• _Estratto del testo_
Il tesoro di Luisa MuraroRiprendiamo dal sito della Libreria delle donne di Milano
La pubblicazione nell’ultimo dei Quaderni di Via Dogana della conversazione
integrale inedita di Luisa Muraro con Clara Jourdan svoltasi nel 2003 (Esserci
davvero, Libreria delle donne, Milano 2025) ha anzitutto il pregio di farci
scoprire gli aspetti meno scontati e più sorprendenti della personalità della
ben nota filosofa della differenza sessuale.
Sollecitata con garbata finezza da Clara Jourdan che non si limita a formulare
domande ed esporre le proprie osservazioni, ma contestualizza, mette a punto,
sottolinea rimandi a vita e opere, Luisa Muraro coglie e accoglie suggestioni,
schizza una sorta di autoritratto enunciando i propri pensieri con audacia e
nondimeno con sobrietà, si sofferma con franchezza sui tratti spinosi del
proprio percorso esistenziale-politico sino ad affievolire l’alone di una certa
baldanza caratteriale e a tentare di svelarne il punto cieco.
Esserci davvero si apre con il riferimento di Luisa Muraro alla madre che ogni
due mesi «sentiva l’esigenza interiore di andare al Santuario di Monte Berico»

• _Dati grezzi_
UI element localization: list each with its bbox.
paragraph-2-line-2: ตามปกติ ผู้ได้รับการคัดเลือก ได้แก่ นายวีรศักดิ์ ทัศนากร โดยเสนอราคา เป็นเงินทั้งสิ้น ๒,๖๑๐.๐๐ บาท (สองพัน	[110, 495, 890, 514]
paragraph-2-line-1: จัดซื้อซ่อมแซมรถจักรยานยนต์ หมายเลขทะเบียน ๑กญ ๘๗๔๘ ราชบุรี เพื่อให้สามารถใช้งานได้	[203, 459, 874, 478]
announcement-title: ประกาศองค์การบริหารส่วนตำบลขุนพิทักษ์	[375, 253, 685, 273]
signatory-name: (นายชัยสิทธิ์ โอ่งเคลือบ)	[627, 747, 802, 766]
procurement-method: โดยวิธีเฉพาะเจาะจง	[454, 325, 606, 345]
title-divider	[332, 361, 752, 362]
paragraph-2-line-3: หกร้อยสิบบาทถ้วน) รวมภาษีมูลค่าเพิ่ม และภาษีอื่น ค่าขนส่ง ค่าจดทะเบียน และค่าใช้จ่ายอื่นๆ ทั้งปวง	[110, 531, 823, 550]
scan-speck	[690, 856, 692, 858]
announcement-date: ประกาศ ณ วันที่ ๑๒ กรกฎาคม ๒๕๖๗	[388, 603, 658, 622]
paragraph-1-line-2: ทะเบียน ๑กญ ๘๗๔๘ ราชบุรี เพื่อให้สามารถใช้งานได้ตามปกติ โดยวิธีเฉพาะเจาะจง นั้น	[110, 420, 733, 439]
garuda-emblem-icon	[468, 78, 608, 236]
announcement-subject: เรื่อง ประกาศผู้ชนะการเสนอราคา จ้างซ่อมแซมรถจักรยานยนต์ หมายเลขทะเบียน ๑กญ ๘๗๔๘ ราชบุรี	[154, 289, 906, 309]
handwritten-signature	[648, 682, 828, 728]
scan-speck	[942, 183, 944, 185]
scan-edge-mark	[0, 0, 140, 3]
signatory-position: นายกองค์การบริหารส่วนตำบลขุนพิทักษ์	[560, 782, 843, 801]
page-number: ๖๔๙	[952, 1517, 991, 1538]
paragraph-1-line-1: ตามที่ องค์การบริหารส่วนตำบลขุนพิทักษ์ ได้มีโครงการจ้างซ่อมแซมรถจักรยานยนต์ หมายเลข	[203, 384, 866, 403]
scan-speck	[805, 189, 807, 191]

• _Da fare_
(1) Riscrivi il passo del testo su Luisa Muraro che inizia con "Il tesoro di" e finisce con "della differenza sessuale.", scambiando "conversazione" con "intervista".
(2) Secondo il testo su Luisa Muraro, in che anno si svolse la conversazione con Clara Jourdan?
(3) Per favore, prosegui il testo su Luisa Muraro da dove si interrompe.
L'elenco non ha alcun legame con il testo su Luisa Muraro.

• _Risultati per compito_
(1)
Il tesoro di Luisa MuraroRiprendiamo dal sito della Libreria delle donne di Milano
La pubblicazione nell’ultimo dei Quaderni di Via Dogana della intervista
integrale inedita di Luisa Muraro con Clara Jourdan svoltasi nel 2003 (Esserci
davvero, Libreria delle donne, Milano 2025) ha anzitutto il pregio di farci
scoprire gli aspetti meno scontati e più sorprendenti della personalità della
ben nota filosofa della differenza sessuale.

(2) Nel 2003.

(3)
edificato sui colli di Vicenza e dedicato alla Madonna: un pellegrinaggio in
forma di «divertimento autorizzato delle donne»; «una specie di allungamento
religioso del cristianesimo, ma, sappiamo, era la religione precristiana della
grande dea», data la presenza della Madonna sotto il cui manto trovano rifugio
tutti; un viaggio verso un luogo di devozione mantenuto in vita dal sentimento
religioso dell’umanità femminile.
Ma non c’è traccia di una rappresentazione idealizzata della madre, giacché
Luisa Muraro puntualizza: «[…] l’importanza di mia madre nella mia vita e per me
è anche problematica e oscura. Io non sono una donna che ha avuto un rapporto
buono con sua madre, nel senso di un rapporto felice. Ho avuto un rapporto buono
nel senso di un rapporto che c’era effettivamente».
Poche pagine più avanti le sue risposte acquisiscono una tonalità sempre più
confidenziale: confessa che i suoi studi, in particolare nella giovinezza, sono
stati orientati da qualcosa di instabile, nondimeno presente dentro di lei «in
una maniera molto segreta»; invece, «per esserci concretamente in carne e ossa»,
dichiara di aver avuto bisogno di appoggiarsi a delle persone in una relazione,
nella quale gioca «una parte non piccola di egocentrismo. Cioè, sono io che ho
bisogno, e l’altro, l’altra, sono l’appoggio simbolico. Non è tanto una
relazione di scambio. Certo che la relazione si stabilisce, e lo scambio si
stabilisce, ma è uno scambio dispari».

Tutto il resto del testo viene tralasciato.